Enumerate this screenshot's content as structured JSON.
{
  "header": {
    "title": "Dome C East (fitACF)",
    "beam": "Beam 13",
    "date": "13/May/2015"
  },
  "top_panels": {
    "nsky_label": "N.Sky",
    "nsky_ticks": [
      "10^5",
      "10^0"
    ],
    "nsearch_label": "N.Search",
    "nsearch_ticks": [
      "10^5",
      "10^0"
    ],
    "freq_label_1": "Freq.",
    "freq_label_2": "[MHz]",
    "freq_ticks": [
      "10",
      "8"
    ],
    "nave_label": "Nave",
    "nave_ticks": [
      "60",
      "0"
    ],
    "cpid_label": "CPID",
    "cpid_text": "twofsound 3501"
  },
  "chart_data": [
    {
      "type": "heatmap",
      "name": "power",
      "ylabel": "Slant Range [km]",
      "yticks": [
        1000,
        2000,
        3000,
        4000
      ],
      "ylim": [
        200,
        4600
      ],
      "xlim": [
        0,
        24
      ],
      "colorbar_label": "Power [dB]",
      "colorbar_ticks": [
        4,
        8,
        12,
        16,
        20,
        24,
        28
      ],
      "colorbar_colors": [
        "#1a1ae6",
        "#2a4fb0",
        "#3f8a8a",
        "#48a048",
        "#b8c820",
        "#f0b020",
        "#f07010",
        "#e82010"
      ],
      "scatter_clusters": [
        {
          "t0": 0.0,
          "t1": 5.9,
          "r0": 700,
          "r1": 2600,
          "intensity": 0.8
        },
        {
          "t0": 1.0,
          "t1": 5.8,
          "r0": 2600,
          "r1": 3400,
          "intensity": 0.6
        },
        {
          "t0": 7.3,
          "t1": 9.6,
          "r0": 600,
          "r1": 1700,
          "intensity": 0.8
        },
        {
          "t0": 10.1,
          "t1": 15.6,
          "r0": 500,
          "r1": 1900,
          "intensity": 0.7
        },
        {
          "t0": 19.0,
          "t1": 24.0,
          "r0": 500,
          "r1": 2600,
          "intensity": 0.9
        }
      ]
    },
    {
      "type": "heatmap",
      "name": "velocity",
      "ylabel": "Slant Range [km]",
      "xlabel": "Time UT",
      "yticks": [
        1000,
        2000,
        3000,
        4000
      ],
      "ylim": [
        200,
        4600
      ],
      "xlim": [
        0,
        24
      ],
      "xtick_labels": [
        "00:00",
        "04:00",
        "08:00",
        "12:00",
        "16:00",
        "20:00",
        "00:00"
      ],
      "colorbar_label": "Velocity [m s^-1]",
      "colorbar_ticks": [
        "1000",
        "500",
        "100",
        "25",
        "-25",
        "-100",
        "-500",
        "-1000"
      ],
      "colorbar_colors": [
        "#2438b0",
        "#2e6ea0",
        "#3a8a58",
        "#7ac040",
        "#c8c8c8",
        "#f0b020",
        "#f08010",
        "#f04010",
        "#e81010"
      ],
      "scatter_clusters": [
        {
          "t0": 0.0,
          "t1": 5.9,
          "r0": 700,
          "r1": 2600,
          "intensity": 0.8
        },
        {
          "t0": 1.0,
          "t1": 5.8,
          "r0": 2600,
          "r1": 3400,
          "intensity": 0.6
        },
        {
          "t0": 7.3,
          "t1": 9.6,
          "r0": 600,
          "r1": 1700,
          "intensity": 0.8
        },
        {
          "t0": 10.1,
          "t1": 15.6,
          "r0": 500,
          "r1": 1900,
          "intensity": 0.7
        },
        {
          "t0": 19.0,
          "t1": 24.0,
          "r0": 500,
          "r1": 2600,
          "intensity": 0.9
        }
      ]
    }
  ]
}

•••

*Instruction*.
Quote the data above in full, changing nothing.

*Result of this exercise*.
Enumerate this screenshot's content as structured JSON.
{
  "header": {
    "title": "Dome C East (fitACF)",
    "beam": "Beam 13",
    "date": "13/May/2015"
  },
  "top_panels": {
    "nsky_label": "N.Sky",
    "nsky_ticks": [
      "10^5",
      "10^0"
    ],
    "nsearch_label": "N.Search",
    "nsearch_ticks": [
      "10^5",
      "10^0"
    ],
    "freq_label_1": "Freq.",
    "freq_label_2": "[MHz]",
    "freq_ticks": [
      "10",
      "8"
    ],
    "nave_label": "Nave",
    "nave_ticks": [
      "60",
      "0"
    ],
    "cpid_label": "CPID",
    "cpid_text": "twofsound 3501"
  },
  "chart_data": [
    {
      "type": "heatmap",
      "name": "power",
      "ylabel": "Slant Range [km]",
      "yticks": [
        1000,
        2000,
        3000,
        4000
      ],
      "ylim": [
        200,
        4600
      ],
      "xlim": [
        0,
        24
      ],
      "colorbar_label": "Power [dB]",
      "colorbar_ticks": [
        4,
        8,
        12,
        16,
        20,
        24,
        28
      ],
      "colorbar_colors": [
        "#1a1ae6",
        "#2a4fb0",
        "#3f8a8a",
        "#48a048",
        "#b8c820",
        "#f0b020",
        "#f07010",
        "#e82010"
      ],
      "scatter_clusters": [
        {
          "t0": 0.0,
          "t1": 5.9,
          "r0": 700,
          "r1": 2600,
          "intensity": 0.8
        },
        {
          "t0": 1.0,
          "t1": 5.8,
          "r0": 2600,
          "r1": 3400,
          "intensity": 0.6
        },
        {
          "t0": 7.3,
          "t1": 9.6,
          "r0": 600,
          "r1": 1700,
          "intensity": 0.8
        },
        {
          "t0": 10.1,
          "t1": 15.6,
          "r0": 500,
          "r1": 1900,
          "intensity": 0.7
        },
        {
          "t0": 19.0,
          "t1": 24.0,
          "r0": 500,
          "r1": 2600,
          "intensity": 0.9
        }
      ]
    },
    {
      "type": "heatmap",
      "name": "velocity",
      "ylabel": "Slant Range [km]",
      "xlabel": "Time UT",
      "yticks": [
        1000,
        2000,
        3000,
        4000
      ],
      "ylim": [
        200,
        4600
      ],
      "xlim": [
        0,
        24
      ],
      "xtick_labels": [
        "00:00",
        "04:00",
        "08:00",
        "12:00",
        "16:00",
        "20:00",
        "00:00"
      ],
      "colorbar_label": "Velocity [m s^-1]",
      "colorbar_ticks": [
        "1000",
        "500",
        "100",
        "25",
        "-25",
        "-100",
        "-500",
        "-1000"
      ],
      "colorbar_colors": [
        "#2438b0",
        "#2e6ea0",
        "#3a8a58",
        "#7ac040",
        "#c8c8c8",
        "#f0b020",
        "#f08010",
        "#f04010",
        "#e81010"
      ],
      "scatter_clusters": [
        {
          "t0": 0.0,
          "t1": 5.9,
          "r0": 700,
          "r1": 2600,
          "intensity": 0.8
        },
        {
          "t0": 1.0,
          "t1": 5.8,
          "r0": 2600,
          "r1": 3400,
          "intensity": 0.6
        },
        {
          "t0": 7.3,
          "t1": 9.6,
          "r0": 600,
          "r1": 1700,
          "intensity": 0.8
        },
        {
          "t0": 10.1,
          "t1": 15.6,
          "r0": 500,
          "r1": 1900,
          "intensity": 0.7
        },
        {
          "t0": 19.0,
          "t1": 24.0,
          "r0": 500,
          "r1": 2600,
          "intensity": 0.9
        }
      ]
    }
  ]
}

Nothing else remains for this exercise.